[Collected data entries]
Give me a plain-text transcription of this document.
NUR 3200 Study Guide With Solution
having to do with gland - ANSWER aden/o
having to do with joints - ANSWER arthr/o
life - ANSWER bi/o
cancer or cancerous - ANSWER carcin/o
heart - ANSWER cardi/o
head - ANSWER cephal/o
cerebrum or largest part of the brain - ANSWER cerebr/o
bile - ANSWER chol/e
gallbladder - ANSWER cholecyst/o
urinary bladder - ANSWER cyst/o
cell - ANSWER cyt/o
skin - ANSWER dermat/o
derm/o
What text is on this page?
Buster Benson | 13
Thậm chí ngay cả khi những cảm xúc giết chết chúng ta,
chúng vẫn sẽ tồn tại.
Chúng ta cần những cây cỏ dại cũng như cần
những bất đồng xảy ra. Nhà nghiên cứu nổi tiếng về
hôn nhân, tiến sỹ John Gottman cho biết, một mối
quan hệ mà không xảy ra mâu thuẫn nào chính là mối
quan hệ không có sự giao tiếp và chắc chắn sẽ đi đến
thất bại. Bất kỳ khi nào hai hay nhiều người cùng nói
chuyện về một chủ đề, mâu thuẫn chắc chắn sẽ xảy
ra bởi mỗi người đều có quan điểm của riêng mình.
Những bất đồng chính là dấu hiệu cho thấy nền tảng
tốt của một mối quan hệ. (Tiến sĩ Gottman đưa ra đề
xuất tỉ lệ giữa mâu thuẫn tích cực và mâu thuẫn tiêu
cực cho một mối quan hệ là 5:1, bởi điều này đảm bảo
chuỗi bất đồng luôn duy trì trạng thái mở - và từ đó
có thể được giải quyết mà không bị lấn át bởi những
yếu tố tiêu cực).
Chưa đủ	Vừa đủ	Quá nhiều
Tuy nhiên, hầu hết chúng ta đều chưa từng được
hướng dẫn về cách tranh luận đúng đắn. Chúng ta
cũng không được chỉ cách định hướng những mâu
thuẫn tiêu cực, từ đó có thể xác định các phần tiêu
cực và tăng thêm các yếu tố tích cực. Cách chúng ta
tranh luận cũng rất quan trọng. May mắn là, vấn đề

### [To do]
Return the listing above in full, character for character.

### [Solution]
Give me a plain-text transcription of this document.
NUR 3200 Study Guide With Solution
having to do with gland - ANSWER aden/o
having to do with joints - ANSWER arthr/o
life - ANSWER bi/o
cancer or cancerous - ANSWER carcin/o
heart - ANSWER cardi/o
head - ANSWER cephal/o
cerebrum or largest part of the brain - ANSWER cerebr/o
bile - ANSWER chol/e
gallbladder - ANSWER cholecyst/o
urinary bladder - ANSWER cyst/o
cell - ANSWER cyt/o
skin - ANSWER dermat/o
derm/o
What text is on this page?
Buster Benson | 13
Thậm chí ngay cả khi những cảm xúc giết chết chúng ta,
chúng vẫn sẽ tồn tại.
Chúng ta cần những cây cỏ dại cũng như cần
những bất đồng xảy ra. Nhà nghiên cứu nổi tiếng về
hôn nhân, tiến sỹ John Gottman cho biết, một mối
quan hệ mà không xảy ra mâu thuẫn nào chính là mối
quan hệ không có sự giao tiếp và chắc chắn sẽ đi đến
thất bại. Bất kỳ khi nào hai hay nhiều người cùng nói
chuyện về một chủ đề, mâu thuẫn chắc chắn sẽ xảy
ra bởi mỗi người đều có quan điểm của riêng mình.
Những bất đồng chính là dấu hiệu cho thấy nền tảng
tốt của một mối quan hệ. (Tiến sĩ Gottman đưa ra đề
xuất tỉ lệ giữa mâu thuẫn tích cực và mâu thuẫn tiêu
cực cho một mối quan hệ là 5:1, bởi điều này đảm bảo
chuỗi bất đồng luôn duy trì trạng thái mở - và từ đó
có thể được giải quyết mà không bị lấn át bởi những
yếu tố tiêu cực).
Chưa đủ	Vừa đủ	Quá nhiều
Tuy nhiên, hầu hết chúng ta đều chưa từng được
hướng dẫn về cách tranh luận đúng đắn. Chúng ta
cũng không được chỉ cách định hướng những mâu
thuẫn tiêu cực, từ đó có thể xác định các phần tiêu
cực và tăng thêm các yếu tố tích cực. Cách chúng ta
tranh luận cũng rất quan trọng. May mắn là, vấn đề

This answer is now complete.